### AVAILABLE DATA
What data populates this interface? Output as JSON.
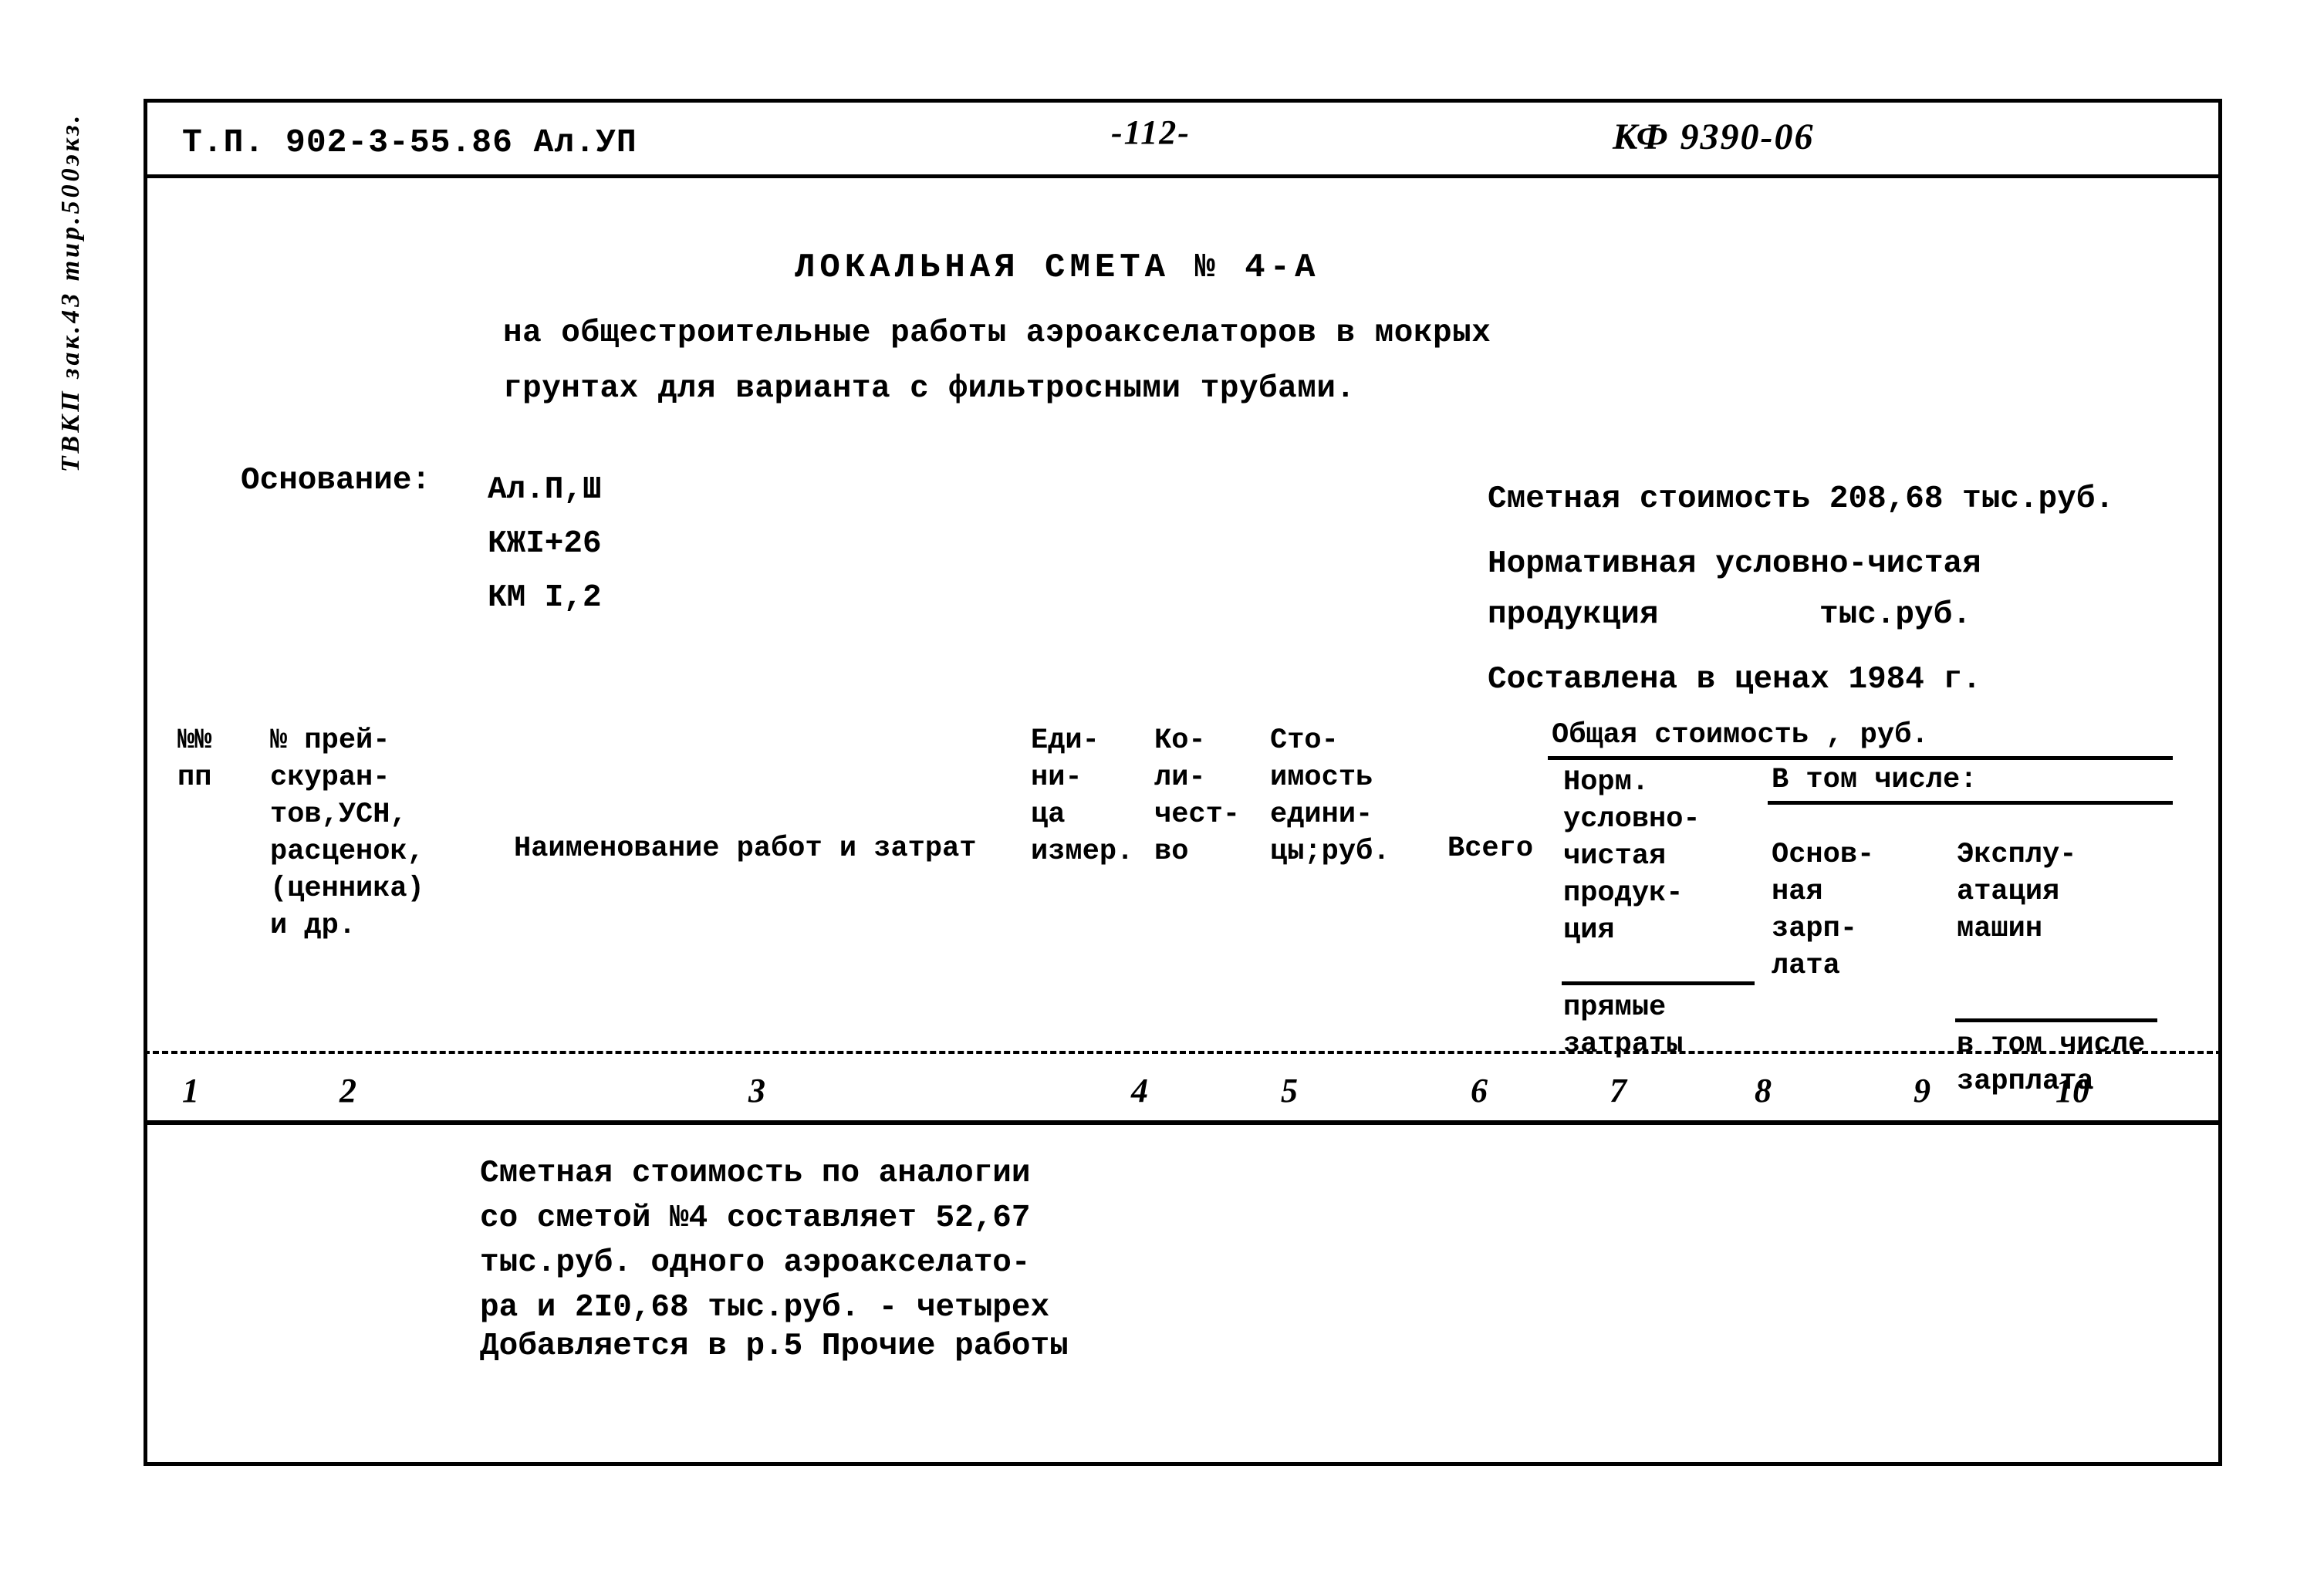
{
  "margin_note": "ТВКП зак.43 тир.500экз.",
  "header": {
    "left": "Т.П.  902-3-55.86  Ал.УП",
    "page": "-112-",
    "right": "КФ 9390-06"
  },
  "title": "ЛОКАЛЬНАЯ СМЕТА  № 4-А",
  "subtitle_lines": [
    "на общестроительные работы аэроакселаторов в мокрых",
    "грунтах для варианта с фильтросными трубами."
  ],
  "basis": {
    "label": "Основание:",
    "values": [
      "Ал.П,Ш",
      "КЖI+26",
      "КМ I,2"
    ]
  },
  "cost_summary": {
    "estimate_cost": "Сметная стоимость 208,68 тыс.руб.",
    "net_product_line1": "Нормативная условно-чистая",
    "net_product_label": "продукция",
    "net_product_units": "тыс.руб.",
    "price_year": "Составлена в ценах 1984 г."
  },
  "table": {
    "headers": {
      "nn": "№№\nпп",
      "price_ref": "№ прей-\nскуран-\nтов,УСН,\nрасценок,\n(ценника)\nи др.",
      "name": "Наименование работ и затрат",
      "unit": "Еди-\nни-\nца\nизмер.",
      "qty": "Ко-\nли-\nчест-\nво",
      "unit_cost": "Сто-\nимость\nедини-\nцы;руб.",
      "group": "Общая стоимость , руб.",
      "total": "Всего",
      "norm": "Норм.\nусловно-\nчистая\nпродук-\nция",
      "direct": "прямые\nзатраты",
      "incl": "В том числе:",
      "basic_wage": "Основ-\nная\nзарп-\nлата",
      "machines": "Эксплу-\nатация\nмашин",
      "machines_wage": "в том числе\nзарплата"
    },
    "column_numbers": [
      "1",
      "2",
      "3",
      "4",
      "5",
      "6",
      "7",
      "8",
      "9",
      "10"
    ]
  },
  "body_note": {
    "lines": [
      "Сметная стоимость по аналогии",
      "со сметой №4 составляет 52,67",
      "тыс.руб. одного аэроакселато-",
      "ра и 2I0,68 тыс.руб. - четырех"
    ],
    "extra": "Добавляется в р.5 Прочие работы"
  }
}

### WHAT IS BEING ASKED
Each record above should be copied character for character, with pictures dropped.

### COMPLETED EXERCISE
What data populates this interface? Output as JSON.
{
  "margin_note": "ТВКП зак.43 тир.500экз.",
  "header": {
    "left": "Т.П.  902-3-55.86  Ал.УП",
    "page": "-112-",
    "right": "КФ 9390-06"
  },
  "title": "ЛОКАЛЬНАЯ СМЕТА  № 4-А",
  "subtitle_lines": [
    "на общестроительные работы аэроакселаторов в мокрых",
    "грунтах для варианта с фильтросными трубами."
  ],
  "basis": {
    "label": "Основание:",
    "values": [
      "Ал.П,Ш",
      "КЖI+26",
      "КМ I,2"
    ]
  },
  "cost_summary": {
    "estimate_cost": "Сметная стоимость 208,68 тыс.руб.",
    "net_product_line1": "Нормативная условно-чистая",
    "net_product_label": "продукция",
    "net_product_units": "тыс.руб.",
    "price_year": "Составлена в ценах 1984 г."
  },
  "table": {
    "headers": {
      "nn": "№№\nпп",
      "price_ref": "№ прей-\nскуран-\nтов,УСН,\nрасценок,\n(ценника)\nи др.",
      "name": "Наименование работ и затрат",
      "unit": "Еди-\nни-\nца\nизмер.",
      "qty": "Ко-\nли-\nчест-\nво",
      "unit_cost": "Сто-\nимость\nедини-\nцы;руб.",
      "group": "Общая стоимость , руб.",
      "total": "Всего",
      "norm": "Норм.\nусловно-\nчистая\nпродук-\nция",
      "direct": "прямые\nзатраты",
      "incl": "В том числе:",
      "basic_wage": "Основ-\nная\nзарп-\nлата",
      "machines": "Эксплу-\nатация\nмашин",
      "machines_wage": "в том числе\nзарплата"
    },
    "column_numbers": [
      "1",
      "2",
      "3",
      "4",
      "5",
      "6",
      "7",
      "8",
      "9",
      "10"
    ]
  },
  "body_note": {
    "lines": [
      "Сметная стоимость по аналогии",
      "со сметой №4 составляет 52,67",
      "тыс.руб. одного аэроакселато-",
      "ра и 2I0,68 тыс.руб. - четырех"
    ],
    "extra": "Добавляется в р.5 Прочие работы"
  }
}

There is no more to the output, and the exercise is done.